[Stored records]
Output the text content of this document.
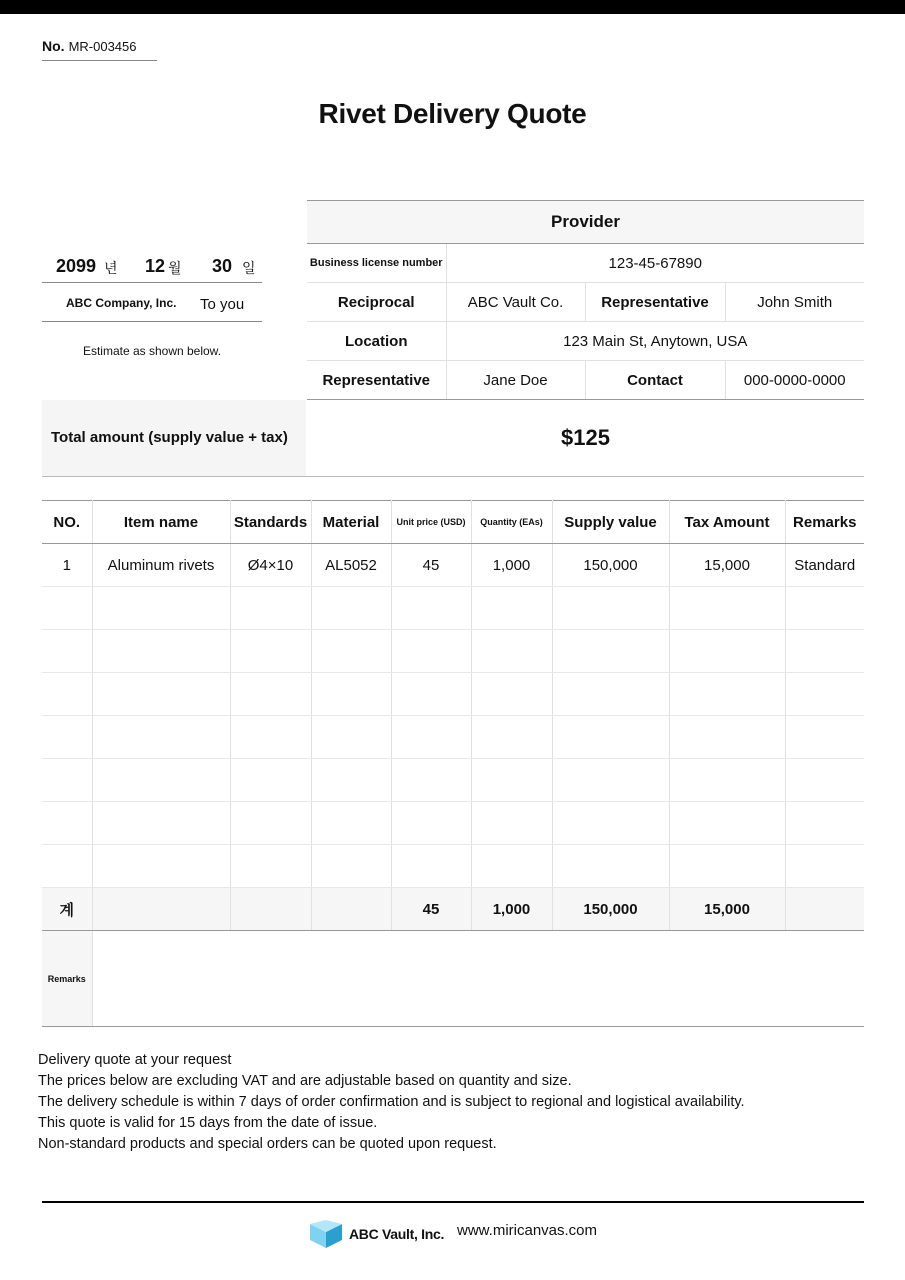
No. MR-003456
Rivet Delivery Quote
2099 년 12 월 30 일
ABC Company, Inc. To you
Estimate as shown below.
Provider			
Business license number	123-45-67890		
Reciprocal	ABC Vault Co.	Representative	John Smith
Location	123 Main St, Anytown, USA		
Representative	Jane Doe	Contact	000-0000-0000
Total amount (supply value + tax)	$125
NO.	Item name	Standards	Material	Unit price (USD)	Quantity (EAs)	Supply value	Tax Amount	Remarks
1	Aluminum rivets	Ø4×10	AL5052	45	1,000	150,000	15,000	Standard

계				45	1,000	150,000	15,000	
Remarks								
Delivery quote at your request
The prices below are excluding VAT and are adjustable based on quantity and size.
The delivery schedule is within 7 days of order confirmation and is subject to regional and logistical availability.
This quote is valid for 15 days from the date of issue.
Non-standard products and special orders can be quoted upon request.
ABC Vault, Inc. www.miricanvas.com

## Set exercise
Copy the material shown above in full and exactly. Skip the pictures.

## Full answer
Output the text content of this document.
No. MR-003456
Rivet Delivery Quote
2099 년 12 월 30 일
ABC Company, Inc. To you
Estimate as shown below.
Provider			
Business license number	123-45-67890		
Reciprocal	ABC Vault Co.	Representative	John Smith
Location	123 Main St, Anytown, USA		
Representative	Jane Doe	Contact	000-0000-0000
Total amount (supply value + tax)	$125
NO.	Item name	Standards	Material	Unit price (USD)	Quantity (EAs)	Supply value	Tax Amount	Remarks
1	Aluminum rivets	Ø4×10	AL5052	45	1,000	150,000	15,000	Standard

계				45	1,000	150,000	15,000	
Remarks								
Delivery quote at your request
The prices below are excluding VAT and are adjustable based on quantity and size.
The delivery schedule is within 7 days of order confirmation and is subject to regional and logistical availability.
This quote is valid for 15 days from the date of issue.
Non-standard products and special orders can be quoted upon request.
ABC Vault, Inc. www.miricanvas.com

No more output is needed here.